__What to produce__. Give every entry again, unchanged, and leave its images out.
# Start of Dataset extract
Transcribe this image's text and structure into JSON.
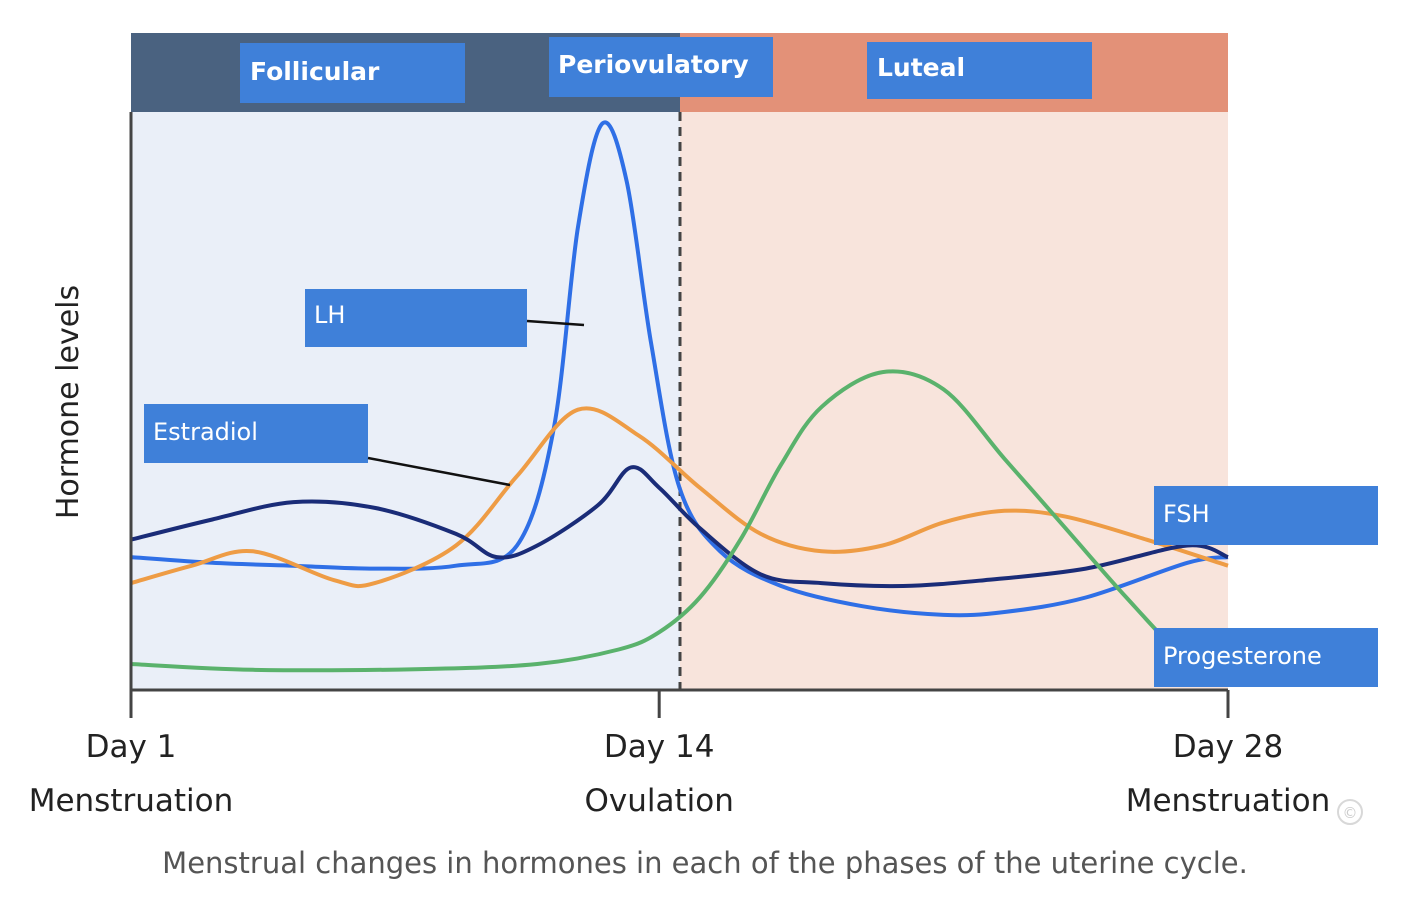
{
  "chart_data": {
    "type": "line",
    "x_ticks": [
      {
        "day": 1,
        "label": "Day 1",
        "sublabel": "Menstruation"
      },
      {
        "day": 14,
        "label": "Day 14",
        "sublabel": "Ovulation"
      },
      {
        "day": 28,
        "label": "Day 28",
        "sublabel": "Menstruation"
      }
    ],
    "xlim": [
      1,
      28
    ],
    "ylabel": "Hormone levels",
    "ylim": [
      0,
      100
    ],
    "phases": [
      {
        "name": "Follicular",
        "start": 1,
        "end": 14,
        "band_color": "#4a6280",
        "bg_color": "#eaeff8"
      },
      {
        "name": "Periovulatory",
        "start": 13,
        "end": 15,
        "band_color": "#4a6280",
        "bg_color": "#eaeff8"
      },
      {
        "name": "Luteal",
        "start": 14,
        "end": 28,
        "band_color": "#e39178",
        "bg_color": "#f8e4dc"
      }
    ],
    "ovulation_day": 14,
    "series": [
      {
        "name": "LH",
        "color": "#2f6fe6",
        "points": [
          [
            1,
            23
          ],
          [
            3,
            22
          ],
          [
            5,
            21.5
          ],
          [
            7,
            21
          ],
          [
            9,
            21.5
          ],
          [
            10.5,
            25
          ],
          [
            11.4,
            45
          ],
          [
            12,
            80
          ],
          [
            12.6,
            98
          ],
          [
            13.2,
            88
          ],
          [
            13.8,
            60
          ],
          [
            14.5,
            35
          ],
          [
            15.5,
            24
          ],
          [
            17,
            18
          ],
          [
            19,
            14.5
          ],
          [
            21,
            13
          ],
          [
            22.5,
            13.5
          ],
          [
            24.5,
            16
          ],
          [
            27,
            22
          ],
          [
            28,
            23
          ]
        ]
      },
      {
        "name": "Estradiol",
        "color": "#ee9c45",
        "points": [
          [
            1,
            18.5
          ],
          [
            2.5,
            21.5
          ],
          [
            4,
            24
          ],
          [
            6,
            19
          ],
          [
            7,
            18.5
          ],
          [
            9,
            25
          ],
          [
            10.5,
            37
          ],
          [
            12,
            48.5
          ],
          [
            13.5,
            44
          ],
          [
            15,
            35
          ],
          [
            16.5,
            27
          ],
          [
            18,
            24
          ],
          [
            19.5,
            25
          ],
          [
            21,
            29
          ],
          [
            22.5,
            31
          ],
          [
            24,
            30
          ],
          [
            26,
            26
          ],
          [
            28,
            21.5
          ]
        ]
      },
      {
        "name": "FSH",
        "color": "#1a2c78",
        "points": [
          [
            1,
            26
          ],
          [
            3,
            29.5
          ],
          [
            5,
            32.5
          ],
          [
            7,
            31.5
          ],
          [
            9,
            27
          ],
          [
            10,
            23
          ],
          [
            11,
            25
          ],
          [
            12.5,
            32
          ],
          [
            13.3,
            38.5
          ],
          [
            14,
            35
          ],
          [
            15,
            28
          ],
          [
            16.5,
            20
          ],
          [
            18,
            18.5
          ],
          [
            20,
            18
          ],
          [
            22,
            19
          ],
          [
            24.5,
            21
          ],
          [
            27,
            25
          ],
          [
            28,
            23
          ]
        ]
      },
      {
        "name": "Progesterone",
        "color": "#5ab26c",
        "points": [
          [
            1,
            4.5
          ],
          [
            4,
            3.5
          ],
          [
            8,
            3.6
          ],
          [
            11,
            4.5
          ],
          [
            13,
            7
          ],
          [
            14,
            10
          ],
          [
            15,
            16
          ],
          [
            16,
            26
          ],
          [
            17,
            39
          ],
          [
            18,
            49
          ],
          [
            19.5,
            55
          ],
          [
            21,
            52
          ],
          [
            22.5,
            40
          ],
          [
            24,
            28
          ],
          [
            25.5,
            16
          ],
          [
            27,
            5
          ],
          [
            28,
            1
          ]
        ]
      }
    ]
  },
  "labels": {
    "follicular": "Follicular",
    "periovulatory": "Periovulatory",
    "luteal": "Luteal",
    "lh": "LH",
    "estradiol": "Estradiol",
    "fsh": "FSH",
    "progesterone": "Progesterone",
    "copyright": "©"
  },
  "caption": "Menstrual changes in hormones in each of the phases of the uterine cycle."
}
# End of Dataset extract
__Answer below__.
Transcribe this image's text and structure into JSON.
{
  "chart_data": {
    "type": "line",
    "x_ticks": [
      {
        "day": 1,
        "label": "Day 1",
        "sublabel": "Menstruation"
      },
      {
        "day": 14,
        "label": "Day 14",
        "sublabel": "Ovulation"
      },
      {
        "day": 28,
        "label": "Day 28",
        "sublabel": "Menstruation"
      }
    ],
    "xlim": [
      1,
      28
    ],
    "ylabel": "Hormone levels",
    "ylim": [
      0,
      100
    ],
    "phases": [
      {
        "name": "Follicular",
        "start": 1,
        "end": 14,
        "band_color": "#4a6280",
        "bg_color": "#eaeff8"
      },
      {
        "name": "Periovulatory",
        "start": 13,
        "end": 15,
        "band_color": "#4a6280",
        "bg_color": "#eaeff8"
      },
      {
        "name": "Luteal",
        "start": 14,
        "end": 28,
        "band_color": "#e39178",
        "bg_color": "#f8e4dc"
      }
    ],
    "ovulation_day": 14,
    "series": [
      {
        "name": "LH",
        "color": "#2f6fe6",
        "points": [
          [
            1,
            23
          ],
          [
            3,
            22
          ],
          [
            5,
            21.5
          ],
          [
            7,
            21
          ],
          [
            9,
            21.5
          ],
          [
            10.5,
            25
          ],
          [
            11.4,
            45
          ],
          [
            12,
            80
          ],
          [
            12.6,
            98
          ],
          [
            13.2,
            88
          ],
          [
            13.8,
            60
          ],
          [
            14.5,
            35
          ],
          [
            15.5,
            24
          ],
          [
            17,
            18
          ],
          [
            19,
            14.5
          ],
          [
            21,
            13
          ],
          [
            22.5,
            13.5
          ],
          [
            24.5,
            16
          ],
          [
            27,
            22
          ],
          [
            28,
            23
          ]
        ]
      },
      {
        "name": "Estradiol",
        "color": "#ee9c45",
        "points": [
          [
            1,
            18.5
          ],
          [
            2.5,
            21.5
          ],
          [
            4,
            24
          ],
          [
            6,
            19
          ],
          [
            7,
            18.5
          ],
          [
            9,
            25
          ],
          [
            10.5,
            37
          ],
          [
            12,
            48.5
          ],
          [
            13.5,
            44
          ],
          [
            15,
            35
          ],
          [
            16.5,
            27
          ],
          [
            18,
            24
          ],
          [
            19.5,
            25
          ],
          [
            21,
            29
          ],
          [
            22.5,
            31
          ],
          [
            24,
            30
          ],
          [
            26,
            26
          ],
          [
            28,
            21.5
          ]
        ]
      },
      {
        "name": "FSH",
        "color": "#1a2c78",
        "points": [
          [
            1,
            26
          ],
          [
            3,
            29.5
          ],
          [
            5,
            32.5
          ],
          [
            7,
            31.5
          ],
          [
            9,
            27
          ],
          [
            10,
            23
          ],
          [
            11,
            25
          ],
          [
            12.5,
            32
          ],
          [
            13.3,
            38.5
          ],
          [
            14,
            35
          ],
          [
            15,
            28
          ],
          [
            16.5,
            20
          ],
          [
            18,
            18.5
          ],
          [
            20,
            18
          ],
          [
            22,
            19
          ],
          [
            24.5,
            21
          ],
          [
            27,
            25
          ],
          [
            28,
            23
          ]
        ]
      },
      {
        "name": "Progesterone",
        "color": "#5ab26c",
        "points": [
          [
            1,
            4.5
          ],
          [
            4,
            3.5
          ],
          [
            8,
            3.6
          ],
          [
            11,
            4.5
          ],
          [
            13,
            7
          ],
          [
            14,
            10
          ],
          [
            15,
            16
          ],
          [
            16,
            26
          ],
          [
            17,
            39
          ],
          [
            18,
            49
          ],
          [
            19.5,
            55
          ],
          [
            21,
            52
          ],
          [
            22.5,
            40
          ],
          [
            24,
            28
          ],
          [
            25.5,
            16
          ],
          [
            27,
            5
          ],
          [
            28,
            1
          ]
        ]
      }
    ]
  },
  "labels": {
    "follicular": "Follicular",
    "periovulatory": "Periovulatory",
    "luteal": "Luteal",
    "lh": "LH",
    "estradiol": "Estradiol",
    "fsh": "FSH",
    "progesterone": "Progesterone",
    "copyright": "©"
  },
  "caption": "Menstrual changes in hormones in each of the phases of the uterine cycle."
}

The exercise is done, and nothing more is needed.